Begin
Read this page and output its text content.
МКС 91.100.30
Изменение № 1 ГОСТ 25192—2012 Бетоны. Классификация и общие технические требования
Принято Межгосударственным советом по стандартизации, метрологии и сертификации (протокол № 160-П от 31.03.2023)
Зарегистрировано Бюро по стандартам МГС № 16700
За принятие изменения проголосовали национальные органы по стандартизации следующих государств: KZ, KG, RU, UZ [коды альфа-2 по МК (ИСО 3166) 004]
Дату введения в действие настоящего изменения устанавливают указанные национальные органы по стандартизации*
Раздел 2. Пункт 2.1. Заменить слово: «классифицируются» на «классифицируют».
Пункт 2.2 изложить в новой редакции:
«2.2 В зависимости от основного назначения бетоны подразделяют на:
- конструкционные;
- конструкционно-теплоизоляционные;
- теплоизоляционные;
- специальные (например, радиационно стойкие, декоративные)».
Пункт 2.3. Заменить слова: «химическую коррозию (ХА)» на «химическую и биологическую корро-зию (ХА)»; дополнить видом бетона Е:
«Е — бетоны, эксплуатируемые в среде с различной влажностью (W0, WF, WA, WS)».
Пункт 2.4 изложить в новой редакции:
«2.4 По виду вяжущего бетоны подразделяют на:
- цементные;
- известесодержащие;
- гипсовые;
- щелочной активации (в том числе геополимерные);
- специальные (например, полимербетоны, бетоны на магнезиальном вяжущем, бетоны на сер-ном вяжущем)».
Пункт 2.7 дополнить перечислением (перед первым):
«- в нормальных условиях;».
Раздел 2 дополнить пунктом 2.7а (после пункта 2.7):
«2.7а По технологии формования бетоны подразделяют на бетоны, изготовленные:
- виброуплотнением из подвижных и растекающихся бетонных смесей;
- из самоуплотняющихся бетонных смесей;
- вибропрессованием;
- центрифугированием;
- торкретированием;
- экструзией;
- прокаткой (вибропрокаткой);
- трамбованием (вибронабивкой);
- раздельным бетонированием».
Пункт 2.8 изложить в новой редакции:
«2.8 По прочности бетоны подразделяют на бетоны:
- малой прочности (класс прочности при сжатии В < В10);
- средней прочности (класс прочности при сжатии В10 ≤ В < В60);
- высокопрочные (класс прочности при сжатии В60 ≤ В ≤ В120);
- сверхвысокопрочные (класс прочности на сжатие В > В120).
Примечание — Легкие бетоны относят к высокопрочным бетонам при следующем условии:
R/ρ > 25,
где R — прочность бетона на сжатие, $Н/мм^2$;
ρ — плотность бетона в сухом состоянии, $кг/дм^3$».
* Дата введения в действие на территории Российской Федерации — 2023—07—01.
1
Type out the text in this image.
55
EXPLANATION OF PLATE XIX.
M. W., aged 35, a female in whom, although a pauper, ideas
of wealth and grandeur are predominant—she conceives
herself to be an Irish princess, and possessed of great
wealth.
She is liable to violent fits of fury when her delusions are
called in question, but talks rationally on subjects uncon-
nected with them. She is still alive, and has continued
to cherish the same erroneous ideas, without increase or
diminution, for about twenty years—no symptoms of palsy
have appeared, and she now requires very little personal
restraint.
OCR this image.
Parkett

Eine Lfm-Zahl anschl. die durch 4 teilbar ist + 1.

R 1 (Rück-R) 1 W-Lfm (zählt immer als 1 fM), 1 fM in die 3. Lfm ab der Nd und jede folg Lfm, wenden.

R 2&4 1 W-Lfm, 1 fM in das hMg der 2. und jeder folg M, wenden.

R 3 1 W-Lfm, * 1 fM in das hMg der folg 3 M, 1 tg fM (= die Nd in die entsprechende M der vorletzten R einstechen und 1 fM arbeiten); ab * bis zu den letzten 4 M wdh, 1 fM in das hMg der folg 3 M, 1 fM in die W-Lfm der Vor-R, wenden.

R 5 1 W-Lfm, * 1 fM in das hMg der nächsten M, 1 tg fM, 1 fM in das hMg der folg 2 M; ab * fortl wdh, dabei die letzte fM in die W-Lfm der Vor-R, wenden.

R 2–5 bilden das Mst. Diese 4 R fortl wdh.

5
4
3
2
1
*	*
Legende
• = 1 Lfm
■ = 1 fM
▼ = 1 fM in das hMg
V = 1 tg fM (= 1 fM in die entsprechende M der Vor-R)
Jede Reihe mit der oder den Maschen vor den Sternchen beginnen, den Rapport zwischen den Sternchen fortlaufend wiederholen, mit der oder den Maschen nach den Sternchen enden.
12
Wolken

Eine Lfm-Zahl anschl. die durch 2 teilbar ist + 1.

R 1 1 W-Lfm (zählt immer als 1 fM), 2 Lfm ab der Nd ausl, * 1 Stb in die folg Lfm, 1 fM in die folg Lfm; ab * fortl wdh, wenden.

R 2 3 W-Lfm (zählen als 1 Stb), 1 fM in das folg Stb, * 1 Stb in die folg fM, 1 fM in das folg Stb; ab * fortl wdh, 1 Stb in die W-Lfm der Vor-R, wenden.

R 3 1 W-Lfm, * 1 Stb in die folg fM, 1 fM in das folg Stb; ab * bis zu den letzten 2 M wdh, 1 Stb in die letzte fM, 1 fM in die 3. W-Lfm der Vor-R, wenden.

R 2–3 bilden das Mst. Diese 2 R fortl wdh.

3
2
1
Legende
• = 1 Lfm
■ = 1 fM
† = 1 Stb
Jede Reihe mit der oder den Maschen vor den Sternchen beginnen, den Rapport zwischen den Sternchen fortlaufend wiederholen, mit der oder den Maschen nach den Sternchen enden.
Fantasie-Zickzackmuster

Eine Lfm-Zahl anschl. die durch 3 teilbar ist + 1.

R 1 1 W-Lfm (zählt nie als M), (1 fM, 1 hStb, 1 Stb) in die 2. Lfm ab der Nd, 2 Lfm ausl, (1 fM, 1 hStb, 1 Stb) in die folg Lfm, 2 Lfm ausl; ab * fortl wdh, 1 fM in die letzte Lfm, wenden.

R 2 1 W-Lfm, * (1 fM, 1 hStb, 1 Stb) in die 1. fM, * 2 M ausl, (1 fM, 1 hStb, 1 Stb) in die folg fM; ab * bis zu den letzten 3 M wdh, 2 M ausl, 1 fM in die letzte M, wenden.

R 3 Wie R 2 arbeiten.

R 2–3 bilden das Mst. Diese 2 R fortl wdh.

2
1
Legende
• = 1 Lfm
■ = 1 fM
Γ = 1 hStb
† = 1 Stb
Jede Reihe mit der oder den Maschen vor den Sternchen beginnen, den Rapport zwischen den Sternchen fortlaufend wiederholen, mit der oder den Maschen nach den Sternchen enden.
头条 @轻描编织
End
Above are some records; repeat all of them exactly.

● **EXERCISE OUTPUT**
Read this page and output its text content.
МКС 91.100.30
Изменение № 1 ГОСТ 25192—2012 Бетоны. Классификация и общие технические требования
Принято Межгосударственным советом по стандартизации, метрологии и сертификации (протокол № 160-П от 31.03.2023)
Зарегистрировано Бюро по стандартам МГС № 16700
За принятие изменения проголосовали национальные органы по стандартизации следующих государств: KZ, KG, RU, UZ [коды альфа-2 по МК (ИСО 3166) 004]
Дату введения в действие настоящего изменения устанавливают указанные национальные органы по стандартизации*
Раздел 2. Пункт 2.1. Заменить слово: «классифицируются» на «классифицируют».
Пункт 2.2 изложить в новой редакции:
«2.2 В зависимости от основного назначения бетоны подразделяют на:
- конструкционные;
- конструкционно-теплоизоляционные;
- теплоизоляционные;
- специальные (например, радиационно стойкие, декоративные)».
Пункт 2.3. Заменить слова: «химическую коррозию (ХА)» на «химическую и биологическую корро-зию (ХА)»; дополнить видом бетона Е:
«Е — бетоны, эксплуатируемые в среде с различной влажностью (W0, WF, WA, WS)».
Пункт 2.4 изложить в новой редакции:
«2.4 По виду вяжущего бетоны подразделяют на:
- цементные;
- известесодержащие;
- гипсовые;
- щелочной активации (в том числе геополимерные);
- специальные (например, полимербетоны, бетоны на магнезиальном вяжущем, бетоны на сер-ном вяжущем)».
Пункт 2.7 дополнить перечислением (перед первым):
«- в нормальных условиях;».
Раздел 2 дополнить пунктом 2.7а (после пункта 2.7):
«2.7а По технологии формования бетоны подразделяют на бетоны, изготовленные:
- виброуплотнением из подвижных и растекающихся бетонных смесей;
- из самоуплотняющихся бетонных смесей;
- вибропрессованием;
- центрифугированием;
- торкретированием;
- экструзией;
- прокаткой (вибропрокаткой);
- трамбованием (вибронабивкой);
- раздельным бетонированием».
Пункт 2.8 изложить в новой редакции:
«2.8 По прочности бетоны подразделяют на бетоны:
- малой прочности (класс прочности при сжатии В < В10);
- средней прочности (класс прочности при сжатии В10 ≤ В < В60);
- высокопрочные (класс прочности при сжатии В60 ≤ В ≤ В120);
- сверхвысокопрочные (класс прочности на сжатие В > В120).
Примечание — Легкие бетоны относят к высокопрочным бетонам при следующем условии:
R/ρ > 25,
где R — прочность бетона на сжатие, $Н/мм^2$;
ρ — плотность бетона в сухом состоянии, $кг/дм^3$».
* Дата введения в действие на территории Российской Федерации — 2023—07—01.
1
Type out the text in this image.
55
EXPLANATION OF PLATE XIX.
M. W., aged 35, a female in whom, although a pauper, ideas
of wealth and grandeur are predominant—she conceives
herself to be an Irish princess, and possessed of great
wealth.
She is liable to violent fits of fury when her delusions are
called in question, but talks rationally on subjects uncon-
nected with them. She is still alive, and has continued
to cherish the same erroneous ideas, without increase or
diminution, for about twenty years—no symptoms of palsy
have appeared, and she now requires very little personal
restraint.
OCR this image.
Parkett

Eine Lfm-Zahl anschl. die durch 4 teilbar ist + 1.

R 1 (Rück-R) 1 W-Lfm (zählt immer als 1 fM), 1 fM in die 3. Lfm ab der Nd und jede folg Lfm, wenden.

R 2&4 1 W-Lfm, 1 fM in das hMg der 2. und jeder folg M, wenden.

R 3 1 W-Lfm, * 1 fM in das hMg der folg 3 M, 1 tg fM (= die Nd in die entsprechende M der vorletzten R einstechen und 1 fM arbeiten); ab * bis zu den letzten 4 M wdh, 1 fM in das hMg der folg 3 M, 1 fM in die W-Lfm der Vor-R, wenden.

R 5 1 W-Lfm, * 1 fM in das hMg der nächsten M, 1 tg fM, 1 fM in das hMg der folg 2 M; ab * fortl wdh, dabei die letzte fM in die W-Lfm der Vor-R, wenden.

R 2–5 bilden das Mst. Diese 4 R fortl wdh.

5
4
3
2
1
*	*
Legende
• = 1 Lfm
■ = 1 fM
▼ = 1 fM in das hMg
V = 1 tg fM (= 1 fM in die entsprechende M der Vor-R)
Jede Reihe mit der oder den Maschen vor den Sternchen beginnen, den Rapport zwischen den Sternchen fortlaufend wiederholen, mit der oder den Maschen nach den Sternchen enden.
12
Wolken

Eine Lfm-Zahl anschl. die durch 2 teilbar ist + 1.

R 1 1 W-Lfm (zählt immer als 1 fM), 2 Lfm ab der Nd ausl, * 1 Stb in die folg Lfm, 1 fM in die folg Lfm; ab * fortl wdh, wenden.

R 2 3 W-Lfm (zählen als 1 Stb), 1 fM in das folg Stb, * 1 Stb in die folg fM, 1 fM in das folg Stb; ab * fortl wdh, 1 Stb in die W-Lfm der Vor-R, wenden.

R 3 1 W-Lfm, * 1 Stb in die folg fM, 1 fM in das folg Stb; ab * bis zu den letzten 2 M wdh, 1 Stb in die letzte fM, 1 fM in die 3. W-Lfm der Vor-R, wenden.

R 2–3 bilden das Mst. Diese 2 R fortl wdh.

3
2
1
Legende
• = 1 Lfm
■ = 1 fM
† = 1 Stb
Jede Reihe mit der oder den Maschen vor den Sternchen beginnen, den Rapport zwischen den Sternchen fortlaufend wiederholen, mit der oder den Maschen nach den Sternchen enden.
Fantasie-Zickzackmuster

Eine Lfm-Zahl anschl. die durch 3 teilbar ist + 1.

R 1 1 W-Lfm (zählt nie als M), (1 fM, 1 hStb, 1 Stb) in die 2. Lfm ab der Nd, 2 Lfm ausl, (1 fM, 1 hStb, 1 Stb) in die folg Lfm, 2 Lfm ausl; ab * fortl wdh, 1 fM in die letzte Lfm, wenden.

R 2 1 W-Lfm, * (1 fM, 1 hStb, 1 Stb) in die 1. fM, * 2 M ausl, (1 fM, 1 hStb, 1 Stb) in die folg fM; ab * bis zu den letzten 3 M wdh, 2 M ausl, 1 fM in die letzte M, wenden.

R 3 Wie R 2 arbeiten.

R 2–3 bilden das Mst. Diese 2 R fortl wdh.

2
1
Legende
• = 1 Lfm
■ = 1 fM
Γ = 1 hStb
† = 1 Stb
Jede Reihe mit der oder den Maschen vor den Sternchen beginnen, den Rapport zwischen den Sternchen fortlaufend wiederholen, mit der oder den Maschen nach den Sternchen enden.
头条 @轻描编织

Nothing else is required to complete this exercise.